Find the lines of the material below that include the string "Chinnaiyan", then copy each one.

%%

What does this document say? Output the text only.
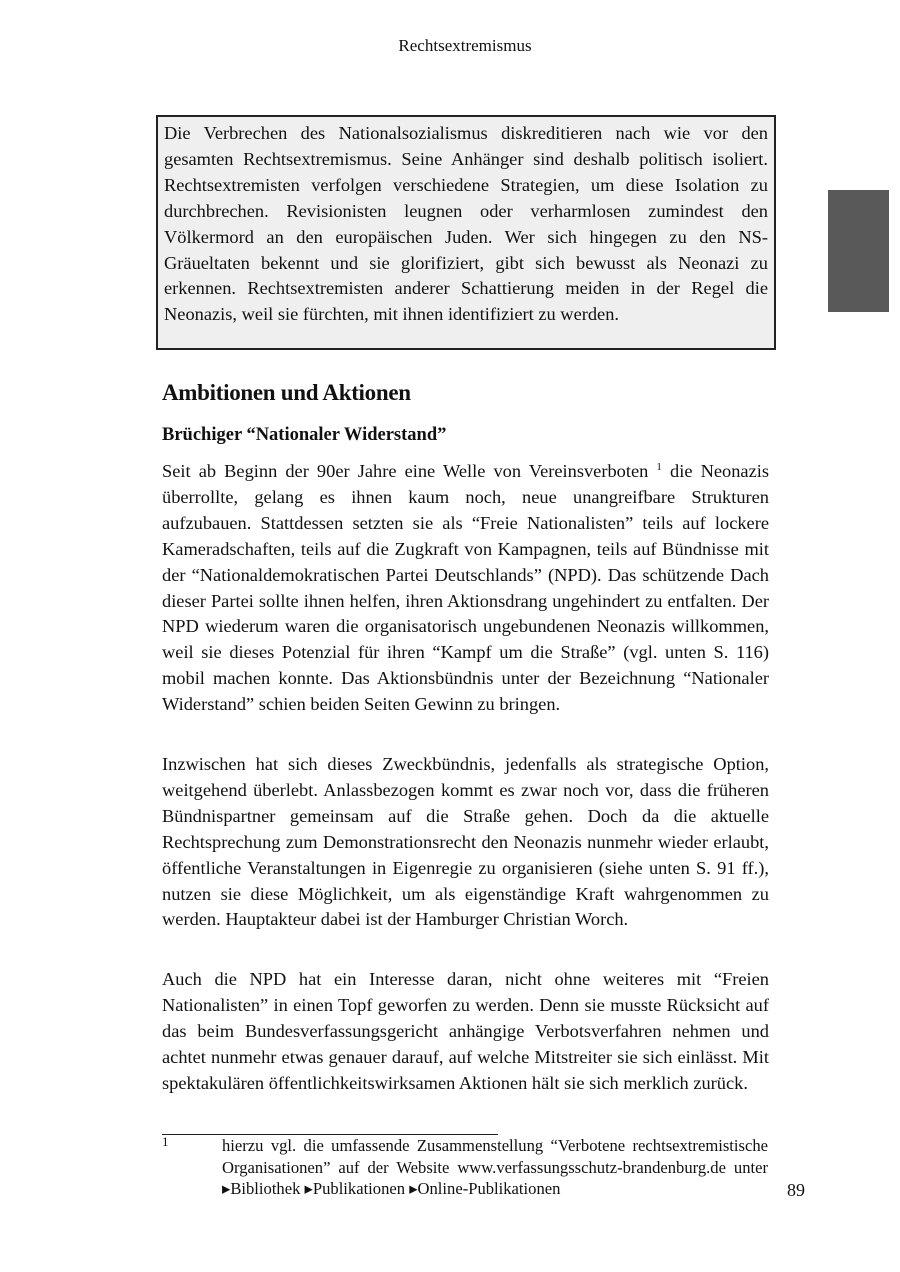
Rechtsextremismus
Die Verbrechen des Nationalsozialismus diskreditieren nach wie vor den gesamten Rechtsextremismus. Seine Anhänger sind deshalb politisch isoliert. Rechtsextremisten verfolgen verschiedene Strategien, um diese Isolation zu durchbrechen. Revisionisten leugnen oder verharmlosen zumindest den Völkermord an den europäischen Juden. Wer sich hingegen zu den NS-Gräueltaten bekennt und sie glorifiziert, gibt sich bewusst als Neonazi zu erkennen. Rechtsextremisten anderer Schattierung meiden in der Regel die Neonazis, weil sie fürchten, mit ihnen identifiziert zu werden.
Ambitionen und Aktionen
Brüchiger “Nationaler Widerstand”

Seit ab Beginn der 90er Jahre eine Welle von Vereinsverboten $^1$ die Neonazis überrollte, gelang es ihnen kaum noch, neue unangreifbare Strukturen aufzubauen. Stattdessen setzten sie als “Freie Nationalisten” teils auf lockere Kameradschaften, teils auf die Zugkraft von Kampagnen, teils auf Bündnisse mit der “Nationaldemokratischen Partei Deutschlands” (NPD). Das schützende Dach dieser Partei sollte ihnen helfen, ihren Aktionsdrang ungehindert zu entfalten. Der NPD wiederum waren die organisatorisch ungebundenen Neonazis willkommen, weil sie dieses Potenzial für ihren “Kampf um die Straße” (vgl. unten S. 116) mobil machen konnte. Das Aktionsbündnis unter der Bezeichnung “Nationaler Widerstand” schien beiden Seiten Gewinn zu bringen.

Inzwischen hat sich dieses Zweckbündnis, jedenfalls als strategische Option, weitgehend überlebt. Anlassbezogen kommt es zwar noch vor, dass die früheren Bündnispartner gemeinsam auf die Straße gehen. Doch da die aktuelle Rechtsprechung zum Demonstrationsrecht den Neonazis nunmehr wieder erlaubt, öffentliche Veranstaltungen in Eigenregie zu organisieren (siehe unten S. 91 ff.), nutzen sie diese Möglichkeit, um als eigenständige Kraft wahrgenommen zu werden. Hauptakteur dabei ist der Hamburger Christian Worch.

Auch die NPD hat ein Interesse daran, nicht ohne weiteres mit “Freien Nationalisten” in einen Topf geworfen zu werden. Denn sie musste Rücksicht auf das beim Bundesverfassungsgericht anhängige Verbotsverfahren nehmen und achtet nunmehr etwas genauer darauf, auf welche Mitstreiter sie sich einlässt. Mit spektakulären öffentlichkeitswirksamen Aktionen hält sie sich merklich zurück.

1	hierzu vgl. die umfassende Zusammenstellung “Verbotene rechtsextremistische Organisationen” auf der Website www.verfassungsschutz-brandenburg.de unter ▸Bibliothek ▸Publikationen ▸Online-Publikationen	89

%%
%%

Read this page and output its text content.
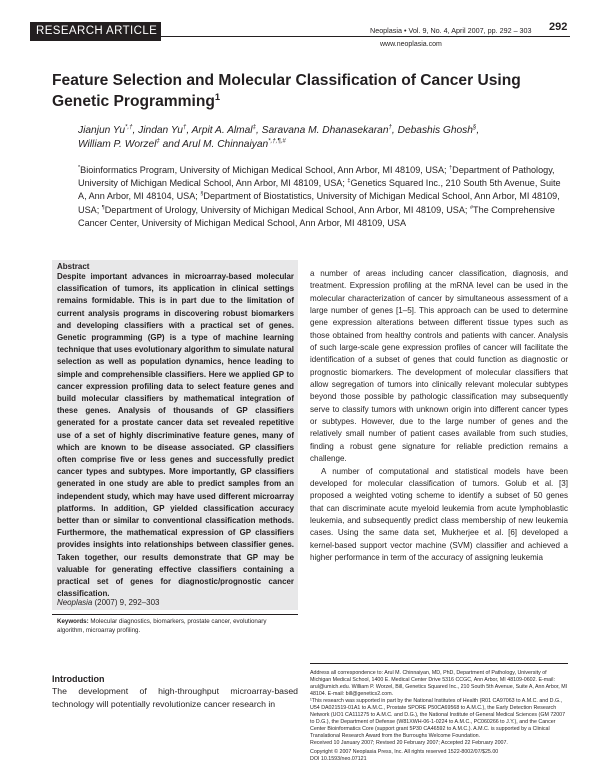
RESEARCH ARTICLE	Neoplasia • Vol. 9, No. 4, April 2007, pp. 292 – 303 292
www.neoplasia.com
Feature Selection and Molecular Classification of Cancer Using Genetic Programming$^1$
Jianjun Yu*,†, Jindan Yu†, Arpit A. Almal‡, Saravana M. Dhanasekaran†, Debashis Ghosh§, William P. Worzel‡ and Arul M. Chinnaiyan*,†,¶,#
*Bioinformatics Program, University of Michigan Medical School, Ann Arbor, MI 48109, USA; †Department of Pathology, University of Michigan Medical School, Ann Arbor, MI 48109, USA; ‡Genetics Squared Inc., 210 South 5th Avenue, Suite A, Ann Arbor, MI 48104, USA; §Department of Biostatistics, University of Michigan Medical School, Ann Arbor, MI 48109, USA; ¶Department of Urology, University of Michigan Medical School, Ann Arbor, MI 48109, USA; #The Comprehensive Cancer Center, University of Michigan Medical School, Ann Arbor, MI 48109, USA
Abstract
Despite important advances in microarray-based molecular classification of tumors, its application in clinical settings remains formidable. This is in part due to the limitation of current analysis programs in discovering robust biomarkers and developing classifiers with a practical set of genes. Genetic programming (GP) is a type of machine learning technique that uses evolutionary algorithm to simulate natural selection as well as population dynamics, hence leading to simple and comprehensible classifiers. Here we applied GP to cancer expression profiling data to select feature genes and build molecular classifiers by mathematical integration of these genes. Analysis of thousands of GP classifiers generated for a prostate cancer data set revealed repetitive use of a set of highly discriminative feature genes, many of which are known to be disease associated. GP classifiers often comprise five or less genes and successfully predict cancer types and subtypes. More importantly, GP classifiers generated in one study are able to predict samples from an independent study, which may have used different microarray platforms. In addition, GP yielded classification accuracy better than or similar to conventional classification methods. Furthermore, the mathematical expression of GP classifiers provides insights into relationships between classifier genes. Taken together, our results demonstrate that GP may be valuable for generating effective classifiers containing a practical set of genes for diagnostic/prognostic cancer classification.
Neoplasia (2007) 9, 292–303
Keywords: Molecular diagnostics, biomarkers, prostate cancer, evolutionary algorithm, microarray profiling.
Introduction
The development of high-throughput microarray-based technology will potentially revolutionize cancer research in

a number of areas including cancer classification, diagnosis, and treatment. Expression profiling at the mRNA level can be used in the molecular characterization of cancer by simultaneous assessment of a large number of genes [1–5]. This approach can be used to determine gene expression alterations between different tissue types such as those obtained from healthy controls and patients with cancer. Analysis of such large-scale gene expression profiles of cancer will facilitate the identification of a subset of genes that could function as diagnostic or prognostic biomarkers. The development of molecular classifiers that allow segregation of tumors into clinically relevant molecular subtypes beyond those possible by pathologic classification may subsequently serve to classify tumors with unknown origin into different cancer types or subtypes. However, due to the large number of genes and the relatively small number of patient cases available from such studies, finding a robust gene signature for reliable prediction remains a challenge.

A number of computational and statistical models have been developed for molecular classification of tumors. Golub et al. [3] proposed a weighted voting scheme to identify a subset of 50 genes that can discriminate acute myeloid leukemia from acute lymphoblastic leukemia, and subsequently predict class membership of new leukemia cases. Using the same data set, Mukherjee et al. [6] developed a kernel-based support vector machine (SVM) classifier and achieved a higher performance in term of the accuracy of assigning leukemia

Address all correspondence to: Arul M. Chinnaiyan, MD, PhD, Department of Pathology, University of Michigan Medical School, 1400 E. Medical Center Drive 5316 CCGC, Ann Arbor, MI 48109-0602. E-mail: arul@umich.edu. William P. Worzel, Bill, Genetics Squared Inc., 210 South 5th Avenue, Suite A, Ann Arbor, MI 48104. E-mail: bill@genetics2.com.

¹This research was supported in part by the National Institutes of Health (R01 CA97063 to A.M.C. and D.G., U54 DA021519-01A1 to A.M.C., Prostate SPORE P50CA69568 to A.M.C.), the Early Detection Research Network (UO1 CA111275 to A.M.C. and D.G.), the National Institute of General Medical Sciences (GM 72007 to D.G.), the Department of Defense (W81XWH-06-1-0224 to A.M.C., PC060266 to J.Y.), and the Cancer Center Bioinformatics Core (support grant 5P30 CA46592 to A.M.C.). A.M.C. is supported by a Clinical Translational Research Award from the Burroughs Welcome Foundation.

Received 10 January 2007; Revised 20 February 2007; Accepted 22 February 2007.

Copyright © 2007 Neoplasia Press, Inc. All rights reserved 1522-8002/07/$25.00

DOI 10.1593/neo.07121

%%
%%

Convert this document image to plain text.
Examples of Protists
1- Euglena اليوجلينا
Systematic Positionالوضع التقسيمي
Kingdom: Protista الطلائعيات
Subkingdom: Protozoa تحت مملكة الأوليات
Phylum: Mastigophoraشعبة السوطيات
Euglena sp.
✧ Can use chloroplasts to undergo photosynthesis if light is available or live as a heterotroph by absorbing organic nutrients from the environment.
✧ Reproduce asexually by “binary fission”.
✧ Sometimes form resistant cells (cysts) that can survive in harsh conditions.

%%

**Task answer**.
Jianjun Yu*,†, Jindan Yu†, Arpit A. Almal‡, Saravana M. Dhanasekaran†, Debashis Ghosh§, William P. Worzel‡ and Arul M. Chinnaiyan*,†,¶,#
Address all correspondence to: Arul M. Chinnaiyan, MD, PhD, Department of Pathology, University of Michigan Medical School, 1400 E. Medical Center Drive 5316 CCGC, Ann Arbor, MI 48109-0602. E-mail: arul@umich.edu. William P. Worzel, Bill, Genetics Squared Inc., 210 South 5th Avenue, Suite A, Ann Arbor, MI 48104. E-mail: bill@genetics2.com.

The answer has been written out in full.